## Task to complete
The exercise asks for every line of the data to be reproduced exactly.

## Provided material

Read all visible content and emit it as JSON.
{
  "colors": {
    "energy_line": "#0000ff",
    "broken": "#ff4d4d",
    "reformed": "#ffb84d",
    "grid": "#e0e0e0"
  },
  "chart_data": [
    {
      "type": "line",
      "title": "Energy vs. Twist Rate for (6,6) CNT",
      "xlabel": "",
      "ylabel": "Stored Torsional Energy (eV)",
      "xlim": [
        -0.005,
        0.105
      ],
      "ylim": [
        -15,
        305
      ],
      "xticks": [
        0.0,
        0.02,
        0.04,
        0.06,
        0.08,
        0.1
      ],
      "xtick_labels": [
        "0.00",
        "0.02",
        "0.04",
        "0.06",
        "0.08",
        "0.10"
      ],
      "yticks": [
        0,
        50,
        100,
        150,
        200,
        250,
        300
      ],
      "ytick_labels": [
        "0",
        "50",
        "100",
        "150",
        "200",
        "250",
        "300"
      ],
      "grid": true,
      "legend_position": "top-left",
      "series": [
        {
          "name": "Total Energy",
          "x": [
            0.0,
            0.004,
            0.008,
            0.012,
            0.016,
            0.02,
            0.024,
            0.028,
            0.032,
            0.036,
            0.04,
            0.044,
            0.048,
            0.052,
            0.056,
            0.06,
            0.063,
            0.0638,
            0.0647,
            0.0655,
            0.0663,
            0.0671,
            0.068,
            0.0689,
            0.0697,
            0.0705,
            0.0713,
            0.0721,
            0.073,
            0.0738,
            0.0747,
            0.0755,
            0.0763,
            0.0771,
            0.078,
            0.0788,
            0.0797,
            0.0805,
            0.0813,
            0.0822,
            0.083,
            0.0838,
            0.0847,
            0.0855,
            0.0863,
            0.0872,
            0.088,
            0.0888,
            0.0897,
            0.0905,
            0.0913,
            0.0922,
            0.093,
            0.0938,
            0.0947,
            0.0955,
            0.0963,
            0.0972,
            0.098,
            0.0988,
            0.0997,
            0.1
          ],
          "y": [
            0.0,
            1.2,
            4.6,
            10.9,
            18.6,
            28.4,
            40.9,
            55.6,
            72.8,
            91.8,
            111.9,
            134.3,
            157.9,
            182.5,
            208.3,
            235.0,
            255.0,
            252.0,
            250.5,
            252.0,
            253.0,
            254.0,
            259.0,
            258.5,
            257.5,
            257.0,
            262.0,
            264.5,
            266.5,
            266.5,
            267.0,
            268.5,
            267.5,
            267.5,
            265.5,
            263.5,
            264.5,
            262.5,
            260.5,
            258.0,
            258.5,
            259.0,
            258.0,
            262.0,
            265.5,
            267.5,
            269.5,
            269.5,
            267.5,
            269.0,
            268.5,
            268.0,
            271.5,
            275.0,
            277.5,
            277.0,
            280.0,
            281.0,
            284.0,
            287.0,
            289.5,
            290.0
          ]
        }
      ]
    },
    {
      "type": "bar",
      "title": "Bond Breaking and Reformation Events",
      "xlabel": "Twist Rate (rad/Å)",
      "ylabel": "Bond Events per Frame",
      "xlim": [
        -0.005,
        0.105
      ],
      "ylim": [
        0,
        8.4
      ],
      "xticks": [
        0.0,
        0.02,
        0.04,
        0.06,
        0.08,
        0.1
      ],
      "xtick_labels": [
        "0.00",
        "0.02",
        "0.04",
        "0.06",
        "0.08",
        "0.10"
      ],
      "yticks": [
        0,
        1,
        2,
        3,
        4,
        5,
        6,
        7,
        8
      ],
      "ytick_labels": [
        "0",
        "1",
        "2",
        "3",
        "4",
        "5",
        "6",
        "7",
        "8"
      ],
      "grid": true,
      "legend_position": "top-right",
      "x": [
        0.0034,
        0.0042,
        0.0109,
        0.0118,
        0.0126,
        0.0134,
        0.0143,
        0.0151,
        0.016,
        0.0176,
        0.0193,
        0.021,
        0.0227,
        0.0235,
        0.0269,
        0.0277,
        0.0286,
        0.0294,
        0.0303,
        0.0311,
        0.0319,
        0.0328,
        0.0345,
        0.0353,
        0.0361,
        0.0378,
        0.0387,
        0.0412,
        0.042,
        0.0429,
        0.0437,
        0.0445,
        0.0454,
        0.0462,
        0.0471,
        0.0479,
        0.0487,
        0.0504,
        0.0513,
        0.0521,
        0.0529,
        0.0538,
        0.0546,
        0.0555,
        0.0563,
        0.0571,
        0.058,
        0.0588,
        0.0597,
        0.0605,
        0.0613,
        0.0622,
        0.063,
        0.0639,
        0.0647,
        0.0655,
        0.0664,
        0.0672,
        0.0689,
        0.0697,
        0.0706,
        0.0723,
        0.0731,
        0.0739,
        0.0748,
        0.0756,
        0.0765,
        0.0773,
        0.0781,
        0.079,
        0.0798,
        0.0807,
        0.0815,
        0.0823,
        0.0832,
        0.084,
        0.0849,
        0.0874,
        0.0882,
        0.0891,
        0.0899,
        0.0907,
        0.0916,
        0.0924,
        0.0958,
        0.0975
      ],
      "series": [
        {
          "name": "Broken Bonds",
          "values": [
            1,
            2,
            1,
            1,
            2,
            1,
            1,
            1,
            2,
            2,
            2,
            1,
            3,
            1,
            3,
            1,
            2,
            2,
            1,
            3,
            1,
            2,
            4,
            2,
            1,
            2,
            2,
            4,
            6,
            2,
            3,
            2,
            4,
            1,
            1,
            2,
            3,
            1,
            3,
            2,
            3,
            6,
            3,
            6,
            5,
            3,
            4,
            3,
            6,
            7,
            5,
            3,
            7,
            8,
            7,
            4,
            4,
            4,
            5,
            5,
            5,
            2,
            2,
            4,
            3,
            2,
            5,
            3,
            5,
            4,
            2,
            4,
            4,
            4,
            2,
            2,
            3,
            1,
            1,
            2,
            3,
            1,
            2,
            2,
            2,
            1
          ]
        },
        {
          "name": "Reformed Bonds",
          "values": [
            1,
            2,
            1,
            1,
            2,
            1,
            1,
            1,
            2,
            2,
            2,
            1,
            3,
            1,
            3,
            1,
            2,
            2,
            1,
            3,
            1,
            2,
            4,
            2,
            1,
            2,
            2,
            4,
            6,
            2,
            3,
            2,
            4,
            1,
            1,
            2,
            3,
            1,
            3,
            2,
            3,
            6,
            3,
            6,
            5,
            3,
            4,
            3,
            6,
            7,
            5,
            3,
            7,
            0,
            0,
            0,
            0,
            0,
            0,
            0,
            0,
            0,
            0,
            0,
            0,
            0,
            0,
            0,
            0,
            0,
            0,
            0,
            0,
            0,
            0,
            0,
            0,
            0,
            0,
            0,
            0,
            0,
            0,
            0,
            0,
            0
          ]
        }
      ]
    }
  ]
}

## Task result
Read all visible content and emit it as JSON.
{
  "colors": {
    "energy_line": "#0000ff",
    "broken": "#ff4d4d",
    "reformed": "#ffb84d",
    "grid": "#e0e0e0"
  },
  "chart_data": [
    {
      "type": "line",
      "title": "Energy vs. Twist Rate for (6,6) CNT",
      "xlabel": "",
      "ylabel": "Stored Torsional Energy (eV)",
      "xlim": [
        -0.005,
        0.105
      ],
      "ylim": [
        -15,
        305
      ],
      "xticks": [
        0.0,
        0.02,
        0.04,
        0.06,
        0.08,
        0.1
      ],
      "xtick_labels": [
        "0.00",
        "0.02",
        "0.04",
        "0.06",
        "0.08",
        "0.10"
      ],
      "yticks": [
        0,
        50,
        100,
        150,
        200,
        250,
        300
      ],
      "ytick_labels": [
        "0",
        "50",
        "100",
        "150",
        "200",
        "250",
        "300"
      ],
      "grid": true,
      "legend_position": "top-left",
      "series": [
        {
          "name": "Total Energy",
          "x": [
            0.0,
            0.004,
            0.008,
            0.012,
            0.016,
            0.02,
            0.024,
            0.028,
            0.032,
            0.036,
            0.04,
            0.044,
            0.048,
            0.052,
            0.056,
            0.06,
            0.063,
            0.0638,
            0.0647,
            0.0655,
            0.0663,
            0.0671,
            0.068,
            0.0689,
            0.0697,
            0.0705,
            0.0713,
            0.0721,
            0.073,
            0.0738,
            0.0747,
            0.0755,
            0.0763,
            0.0771,
            0.078,
            0.0788,
            0.0797,
            0.0805,
            0.0813,
            0.0822,
            0.083,
            0.0838,
            0.0847,
            0.0855,
            0.0863,
            0.0872,
            0.088,
            0.0888,
            0.0897,
            0.0905,
            0.0913,
            0.0922,
            0.093,
            0.0938,
            0.0947,
            0.0955,
            0.0963,
            0.0972,
            0.098,
            0.0988,
            0.0997,
            0.1
          ],
          "y": [
            0.0,
            1.2,
            4.6,
            10.9,
            18.6,
            28.4,
            40.9,
            55.6,
            72.8,
            91.8,
            111.9,
            134.3,
            157.9,
            182.5,
            208.3,
            235.0,
            255.0,
            252.0,
            250.5,
            252.0,
            253.0,
            254.0,
            259.0,
            258.5,
            257.5,
            257.0,
            262.0,
            264.5,
            266.5,
            266.5,
            267.0,
            268.5,
            267.5,
            267.5,
            265.5,
            263.5,
            264.5,
            262.5,
            260.5,
            258.0,
            258.5,
            259.0,
            258.0,
            262.0,
            265.5,
            267.5,
            269.5,
            269.5,
            267.5,
            269.0,
            268.5,
            268.0,
            271.5,
            275.0,
            277.5,
            277.0,
            280.0,
            281.0,
            284.0,
            287.0,
            289.5,
            290.0
          ]
        }
      ]
    },
    {
      "type": "bar",
      "title": "Bond Breaking and Reformation Events",
      "xlabel": "Twist Rate (rad/Å)",
      "ylabel": "Bond Events per Frame",
      "xlim": [
        -0.005,
        0.105
      ],
      "ylim": [
        0,
        8.4
      ],
      "xticks": [
        0.0,
        0.02,
        0.04,
        0.06,
        0.08,
        0.1
      ],
      "xtick_labels": [
        "0.00",
        "0.02",
        "0.04",
        "0.06",
        "0.08",
        "0.10"
      ],
      "yticks": [
        0,
        1,
        2,
        3,
        4,
        5,
        6,
        7,
        8
      ],
      "ytick_labels": [
        "0",
        "1",
        "2",
        "3",
        "4",
        "5",
        "6",
        "7",
        "8"
      ],
      "grid": true,
      "legend_position": "top-right",
      "x": [
        0.0034,
        0.0042,
        0.0109,
        0.0118,
        0.0126,
        0.0134,
        0.0143,
        0.0151,
        0.016,
        0.0176,
        0.0193,
        0.021,
        0.0227,
        0.0235,
        0.0269,
        0.0277,
        0.0286,
        0.0294,
        0.0303,
        0.0311,
        0.0319,
        0.0328,
        0.0345,
        0.0353,
        0.0361,
        0.0378,
        0.0387,
        0.0412,
        0.042,
        0.0429,
        0.0437,
        0.0445,
        0.0454,
        0.0462,
        0.0471,
        0.0479,
        0.0487,
        0.0504,
        0.0513,
        0.0521,
        0.0529,
        0.0538,
        0.0546,
        0.0555,
        0.0563,
        0.0571,
        0.058,
        0.0588,
        0.0597,
        0.0605,
        0.0613,
        0.0622,
        0.063,
        0.0639,
        0.0647,
        0.0655,
        0.0664,
        0.0672,
        0.0689,
        0.0697,
        0.0706,
        0.0723,
        0.0731,
        0.0739,
        0.0748,
        0.0756,
        0.0765,
        0.0773,
        0.0781,
        0.079,
        0.0798,
        0.0807,
        0.0815,
        0.0823,
        0.0832,
        0.084,
        0.0849,
        0.0874,
        0.0882,
        0.0891,
        0.0899,
        0.0907,
        0.0916,
        0.0924,
        0.0958,
        0.0975
      ],
      "series": [
        {
          "name": "Broken Bonds",
          "values": [
            1,
            2,
            1,
            1,
            2,
            1,
            1,
            1,
            2,
            2,
            2,
            1,
            3,
            1,
            3,
            1,
            2,
            2,
            1,
            3,
            1,
            2,
            4,
            2,
            1,
            2,
            2,
            4,
            6,
            2,
            3,
            2,
            4,
            1,
            1,
            2,
            3,
            1,
            3,
            2,
            3,
            6,
            3,
            6,
            5,
            3,
            4,
            3,
            6,
            7,
            5,
            3,
            7,
            8,
            7,
            4,
            4,
            4,
            5,
            5,
            5,
            2,
            2,
            4,
            3,
            2,
            5,
            3,
            5,
            4,
            2,
            4,
            4,
            4,
            2,
            2,
            3,
            1,
            1,
            2,
            3,
            1,
            2,
            2,
            2,
            1
          ]
        },
        {
          "name": "Reformed Bonds",
          "values": [
            1,
            2,
            1,
            1,
            2,
            1,
            1,
            1,
            2,
            2,
            2,
            1,
            3,
            1,
            3,
            1,
            2,
            2,
            1,
            3,
            1,
            2,
            4,
            2,
            1,
            2,
            2,
            4,
            6,
            2,
            3,
            2,
            4,
            1,
            1,
            2,
            3,
            1,
            3,
            2,
            3,
            6,
            3,
            6,
            5,
            3,
            4,
            3,
            6,
            7,
            5,
            3,
            7,
            0,
            0,
            0,
            0,
            0,
            0,
            0,
            0,
            0,
            0,
            0,
            0,
            0,
            0,
            0,
            0,
            0,
            0,
            0,
            0,
            0,
            0,
            0,
            0,
            0,
            0,
            0,
            0,
            0,
            0,
            0,
            0,
            0
          ]
        }
      ]
    }
  ]
}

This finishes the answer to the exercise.